__Instructions to follow__
Restate the records below word for word, and omit the images they hold.

Saved data entries
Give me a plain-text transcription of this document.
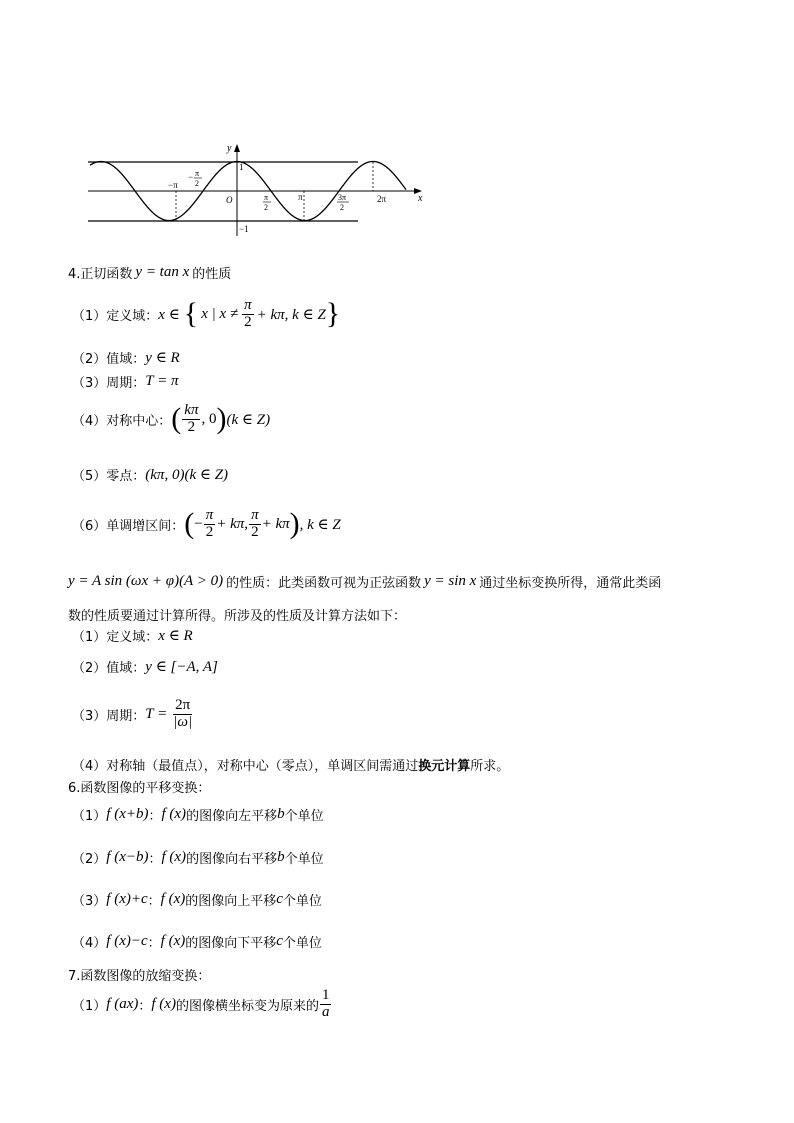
y
x
O
1
−1
−π
− π
2
π
2
π	3π
2
2π
4.正切函数 y = tan x 的性质
（1）定义域： x ∈ { x | $x \ne \frac{\pi}{2} + k\pi$, k ∈ Z }
（2）值域： y ∈ R
（3）周期： T = π
（4）对称中心： ( $\frac{k\pi}{2}$ , 0 ) (k ∈ Z)
（5）零点： (kπ, 0)(k ∈ Z)
（6）单调增区间： ( − $\frac{\pi}{2} + k\pi$, $\frac{\pi}{2} + k\pi$ ) , k ∈ Z
y = A sin (ωx + φ)(A > 0) 的性质：此类函数可视为正弦函数 y = sin x 通过坐标变换所得，通常此类函
数的性质要通过计算所得。所涉及的性质及计算方法如下：
（1）定义域： x ∈ R
（2）值域： y ∈ [−A, A]
（3）周期： $T = \frac{2\pi}{|\omega|}$
（4）对称轴（最值点），对称中心（零点），单调区间需通过 换元计算 所求。
6.函数图像的平移变换：
（1） f (x+b) ： f (x) 的图像向左平移 b 个单位
（2） f (x−b) ： f (x) 的图像向右平移 b 个单位
（3） f (x)+c ： f (x) 的图像向上平移 c 个单位
（4） f (x)−c ： f (x) 的图像向下平移 c 个单位
7.函数图像的放缩变换：
（1） f (ax) ： f (x) 的图像横坐标变为原来的 $\frac{1}{a}$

__Solution for this task__
Give me a plain-text transcription of this document.
y
x
O
1
−1
−π
− π
2
π
2
π	3π
2
2π
4.正切函数 y = tan x 的性质
（1）定义域： x ∈ { x | $x \ne \frac{\pi}{2} + k\pi$, k ∈ Z }
（2）值域： y ∈ R
（3）周期： T = π
（4）对称中心： ( $\frac{k\pi}{2}$ , 0 ) (k ∈ Z)
（5）零点： (kπ, 0)(k ∈ Z)
（6）单调增区间： ( − $\frac{\pi}{2} + k\pi$, $\frac{\pi}{2} + k\pi$ ) , k ∈ Z
y = A sin (ωx + φ)(A > 0) 的性质：此类函数可视为正弦函数 y = sin x 通过坐标变换所得，通常此类函
数的性质要通过计算所得。所涉及的性质及计算方法如下：
（1）定义域： x ∈ R
（2）值域： y ∈ [−A, A]
（3）周期： $T = \frac{2\pi}{|\omega|}$
（4）对称轴（最值点），对称中心（零点），单调区间需通过 换元计算 所求。
6.函数图像的平移变换：
（1） f (x+b) ： f (x) 的图像向左平移 b 个单位
（2） f (x−b) ： f (x) 的图像向右平移 b 个单位
（3） f (x)+c ： f (x) 的图像向上平移 c 个单位
（4） f (x)−c ： f (x) 的图像向下平移 c 个单位
7.函数图像的放缩变换：
（1） f (ax) ： f (x) 的图像横坐标变为原来的 $\frac{1}{a}$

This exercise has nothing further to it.